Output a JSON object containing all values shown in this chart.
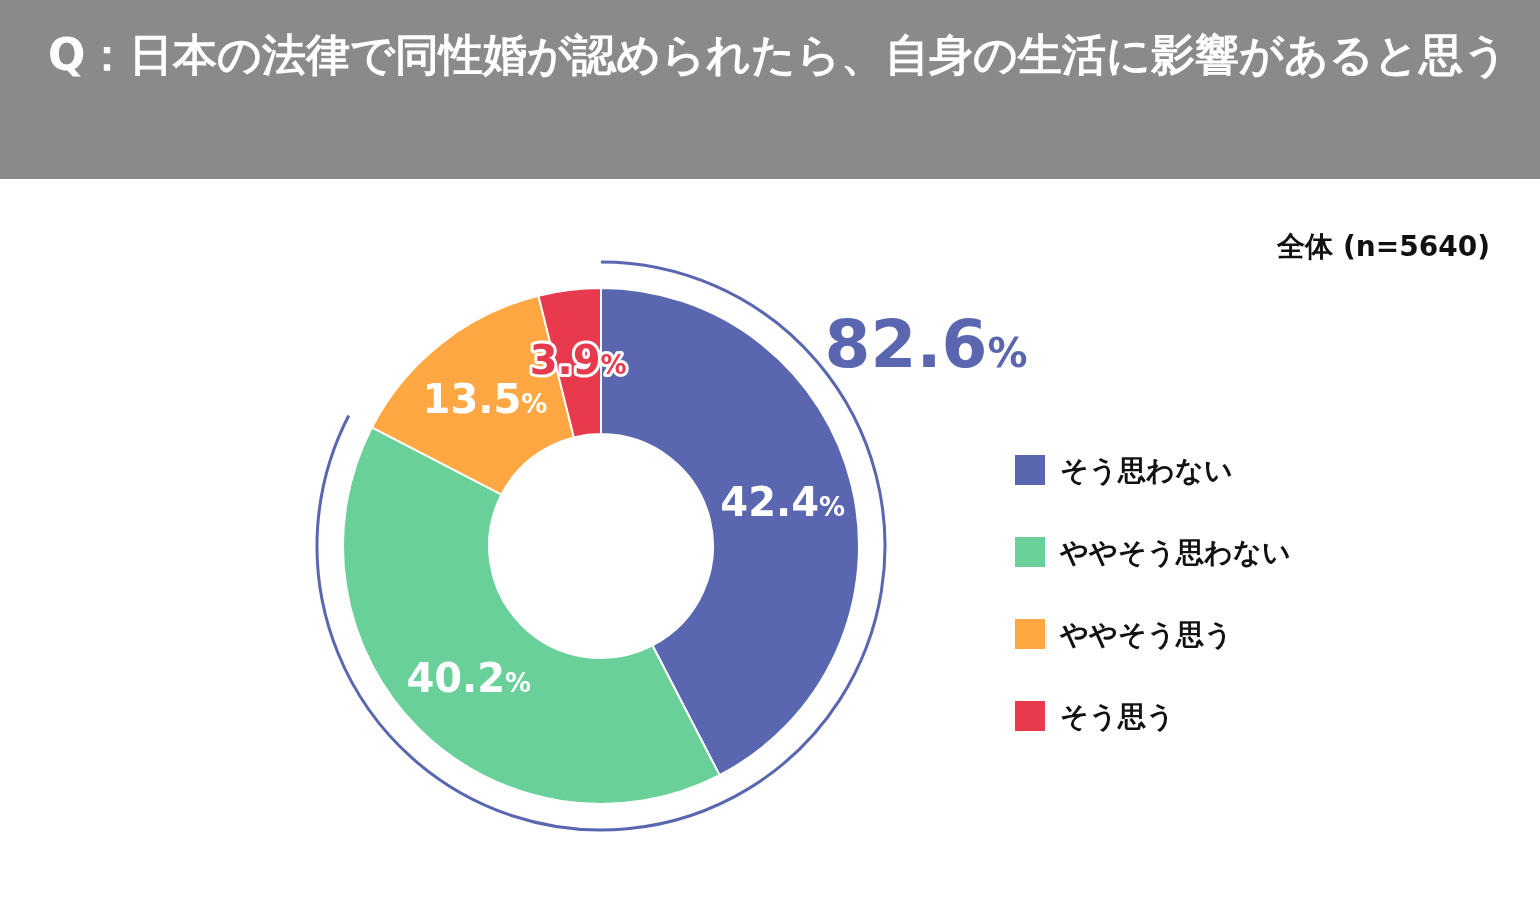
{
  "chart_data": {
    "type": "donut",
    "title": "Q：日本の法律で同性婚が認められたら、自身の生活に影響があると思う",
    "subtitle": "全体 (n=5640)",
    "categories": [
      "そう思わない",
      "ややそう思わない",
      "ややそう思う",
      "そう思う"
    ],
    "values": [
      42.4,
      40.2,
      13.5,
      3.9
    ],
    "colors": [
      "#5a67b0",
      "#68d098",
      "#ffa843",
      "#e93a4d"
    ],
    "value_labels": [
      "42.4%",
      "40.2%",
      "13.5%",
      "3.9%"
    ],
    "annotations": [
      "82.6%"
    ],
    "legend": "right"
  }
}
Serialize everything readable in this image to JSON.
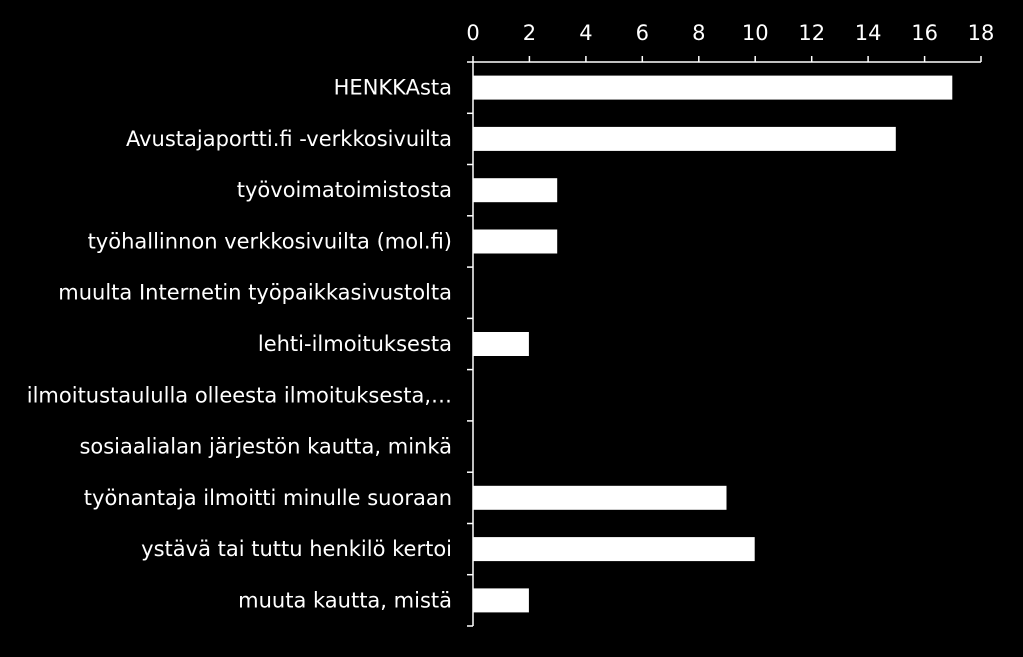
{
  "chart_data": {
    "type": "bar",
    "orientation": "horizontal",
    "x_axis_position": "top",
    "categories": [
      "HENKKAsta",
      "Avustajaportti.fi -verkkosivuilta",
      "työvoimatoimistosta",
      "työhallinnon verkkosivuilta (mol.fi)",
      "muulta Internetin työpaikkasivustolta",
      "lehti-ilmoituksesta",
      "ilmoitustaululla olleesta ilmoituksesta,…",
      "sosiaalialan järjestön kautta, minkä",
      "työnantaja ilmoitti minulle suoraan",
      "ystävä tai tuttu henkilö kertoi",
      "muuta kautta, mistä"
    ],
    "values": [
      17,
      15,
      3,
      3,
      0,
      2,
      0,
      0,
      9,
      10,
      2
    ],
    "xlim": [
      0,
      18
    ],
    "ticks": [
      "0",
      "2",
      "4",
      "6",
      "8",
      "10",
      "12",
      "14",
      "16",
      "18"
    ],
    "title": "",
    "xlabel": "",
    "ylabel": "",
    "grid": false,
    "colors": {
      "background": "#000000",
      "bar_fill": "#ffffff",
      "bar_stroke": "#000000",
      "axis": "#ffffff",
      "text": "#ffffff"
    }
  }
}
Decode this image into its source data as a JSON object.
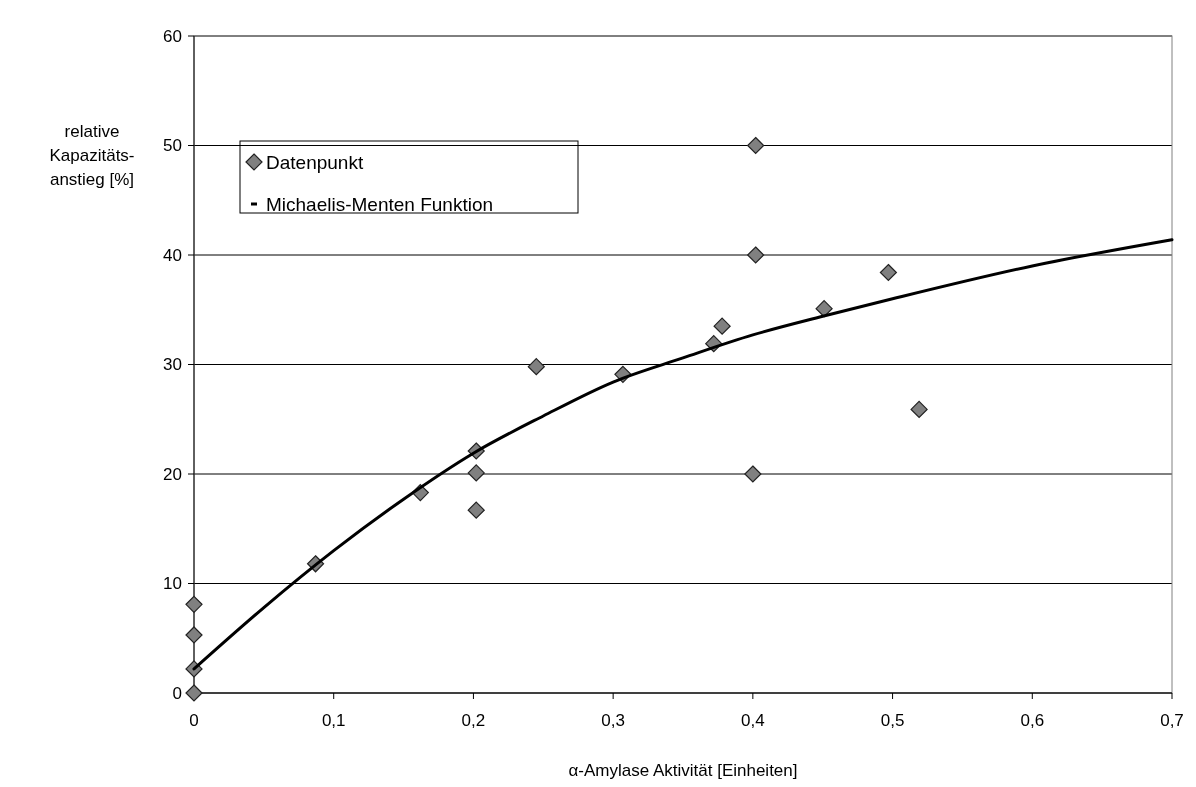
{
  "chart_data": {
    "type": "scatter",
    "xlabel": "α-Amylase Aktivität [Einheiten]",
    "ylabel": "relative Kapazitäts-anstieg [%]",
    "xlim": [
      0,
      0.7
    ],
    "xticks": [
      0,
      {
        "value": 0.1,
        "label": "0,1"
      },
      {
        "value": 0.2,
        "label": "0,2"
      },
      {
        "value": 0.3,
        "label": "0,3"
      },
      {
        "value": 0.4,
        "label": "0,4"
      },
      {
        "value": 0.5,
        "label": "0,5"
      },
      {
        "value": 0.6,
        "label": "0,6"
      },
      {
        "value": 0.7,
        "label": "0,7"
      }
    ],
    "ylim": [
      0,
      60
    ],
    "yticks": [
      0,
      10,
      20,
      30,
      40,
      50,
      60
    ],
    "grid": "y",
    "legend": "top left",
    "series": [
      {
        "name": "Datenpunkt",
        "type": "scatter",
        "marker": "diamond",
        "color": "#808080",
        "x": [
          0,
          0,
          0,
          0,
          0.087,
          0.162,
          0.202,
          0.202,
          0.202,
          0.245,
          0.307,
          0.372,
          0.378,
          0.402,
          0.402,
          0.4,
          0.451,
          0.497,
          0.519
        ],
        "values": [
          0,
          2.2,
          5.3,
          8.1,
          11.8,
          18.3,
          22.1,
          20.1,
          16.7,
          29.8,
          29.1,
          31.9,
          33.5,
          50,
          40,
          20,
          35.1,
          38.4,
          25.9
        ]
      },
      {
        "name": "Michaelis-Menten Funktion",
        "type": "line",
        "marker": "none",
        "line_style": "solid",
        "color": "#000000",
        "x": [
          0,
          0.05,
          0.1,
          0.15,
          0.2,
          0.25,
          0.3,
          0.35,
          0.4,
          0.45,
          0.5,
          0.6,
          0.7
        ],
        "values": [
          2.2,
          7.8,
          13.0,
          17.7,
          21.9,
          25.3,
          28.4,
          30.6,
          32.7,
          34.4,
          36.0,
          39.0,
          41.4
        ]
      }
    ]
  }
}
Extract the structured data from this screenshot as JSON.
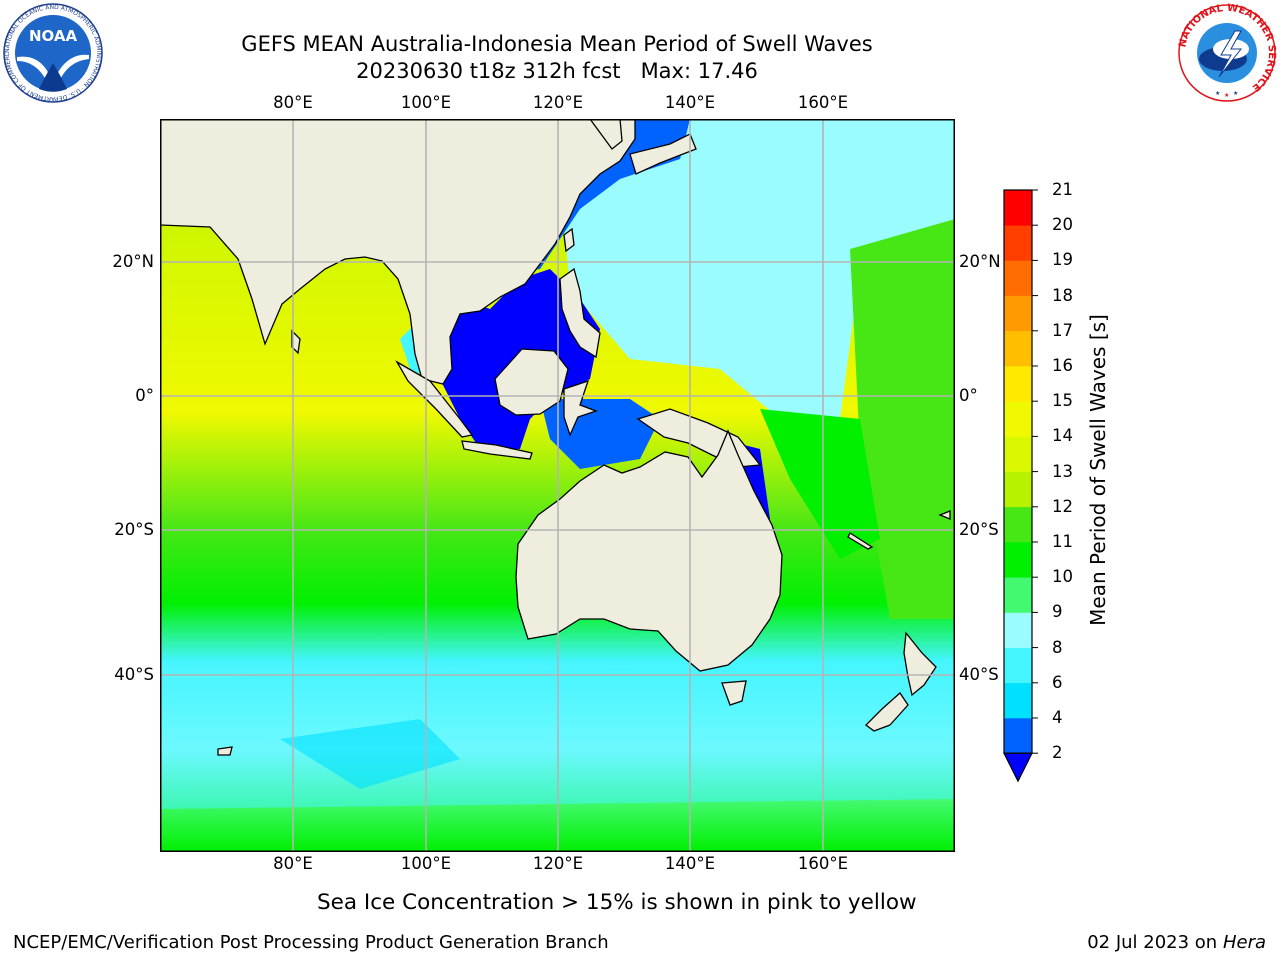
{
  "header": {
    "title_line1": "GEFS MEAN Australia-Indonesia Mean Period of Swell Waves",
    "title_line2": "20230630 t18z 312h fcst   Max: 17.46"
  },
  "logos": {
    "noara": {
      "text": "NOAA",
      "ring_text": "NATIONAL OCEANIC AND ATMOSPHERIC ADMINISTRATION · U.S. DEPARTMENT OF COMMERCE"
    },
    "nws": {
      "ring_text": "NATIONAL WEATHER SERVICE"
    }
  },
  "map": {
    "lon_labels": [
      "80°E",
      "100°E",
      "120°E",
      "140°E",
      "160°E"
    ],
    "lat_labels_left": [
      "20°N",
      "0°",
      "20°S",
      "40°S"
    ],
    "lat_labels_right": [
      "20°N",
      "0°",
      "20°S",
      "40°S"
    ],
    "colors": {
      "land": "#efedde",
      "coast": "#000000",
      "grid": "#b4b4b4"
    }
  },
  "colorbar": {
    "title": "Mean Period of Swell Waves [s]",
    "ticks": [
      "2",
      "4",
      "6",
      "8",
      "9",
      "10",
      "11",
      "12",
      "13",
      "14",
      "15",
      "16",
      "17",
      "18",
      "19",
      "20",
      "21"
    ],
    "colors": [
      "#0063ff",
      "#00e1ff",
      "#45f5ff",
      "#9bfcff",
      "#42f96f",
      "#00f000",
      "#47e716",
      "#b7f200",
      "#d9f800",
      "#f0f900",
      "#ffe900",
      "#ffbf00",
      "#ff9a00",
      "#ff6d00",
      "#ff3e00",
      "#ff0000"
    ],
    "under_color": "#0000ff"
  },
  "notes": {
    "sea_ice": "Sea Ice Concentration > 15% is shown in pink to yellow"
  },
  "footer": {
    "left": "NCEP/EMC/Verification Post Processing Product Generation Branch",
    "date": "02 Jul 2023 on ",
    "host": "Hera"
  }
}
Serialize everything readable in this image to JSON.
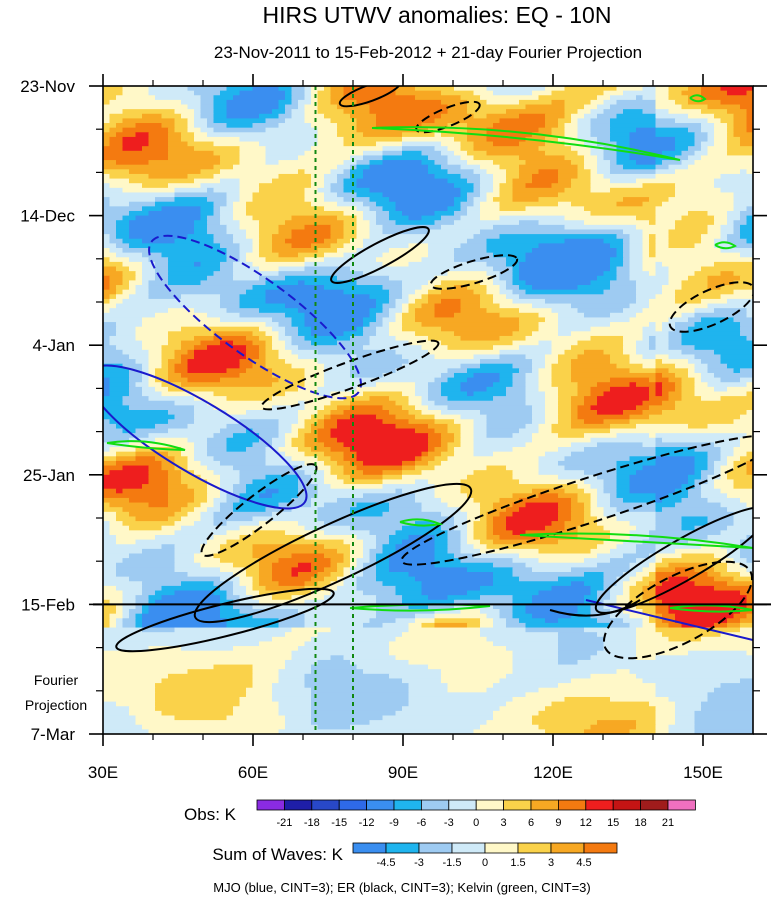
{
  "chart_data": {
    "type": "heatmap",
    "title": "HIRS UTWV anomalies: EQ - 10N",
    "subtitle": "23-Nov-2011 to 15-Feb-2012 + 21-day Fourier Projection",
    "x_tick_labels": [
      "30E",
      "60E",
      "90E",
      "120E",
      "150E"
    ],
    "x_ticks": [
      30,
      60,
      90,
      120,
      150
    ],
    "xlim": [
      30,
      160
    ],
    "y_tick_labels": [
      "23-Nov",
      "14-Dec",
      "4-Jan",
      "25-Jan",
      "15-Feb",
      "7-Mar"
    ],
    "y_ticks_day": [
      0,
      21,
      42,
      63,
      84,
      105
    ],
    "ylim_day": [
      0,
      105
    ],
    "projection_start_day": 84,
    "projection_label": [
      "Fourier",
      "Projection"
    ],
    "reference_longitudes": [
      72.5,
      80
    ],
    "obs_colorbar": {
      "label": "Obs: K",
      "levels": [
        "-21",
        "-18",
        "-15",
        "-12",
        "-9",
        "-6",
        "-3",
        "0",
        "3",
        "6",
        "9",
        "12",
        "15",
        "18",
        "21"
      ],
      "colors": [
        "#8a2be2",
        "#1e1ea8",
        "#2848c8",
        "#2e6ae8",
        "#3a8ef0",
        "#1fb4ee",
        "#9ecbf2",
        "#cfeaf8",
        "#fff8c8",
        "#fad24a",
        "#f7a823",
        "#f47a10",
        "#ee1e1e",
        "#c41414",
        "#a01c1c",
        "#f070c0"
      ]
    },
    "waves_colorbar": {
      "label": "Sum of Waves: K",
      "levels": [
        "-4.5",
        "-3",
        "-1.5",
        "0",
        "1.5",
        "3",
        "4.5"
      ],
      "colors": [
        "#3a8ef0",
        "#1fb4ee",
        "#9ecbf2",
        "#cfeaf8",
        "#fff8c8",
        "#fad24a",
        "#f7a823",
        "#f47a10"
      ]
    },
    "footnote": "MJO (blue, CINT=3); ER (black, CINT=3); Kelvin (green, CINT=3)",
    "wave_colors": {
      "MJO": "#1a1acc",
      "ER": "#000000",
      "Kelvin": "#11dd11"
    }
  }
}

§ What you have to do
Your task is to list each line of the records with the word "JSON".

§ Full response
Output a JSON object containing all values shown in this chart.
Serialize everything readable in this image to JSON.
Decode this image into its source data as a JSON object.
Extract the structured data from this screenshot as JSON.
Serialize everything readable in this image to JSON.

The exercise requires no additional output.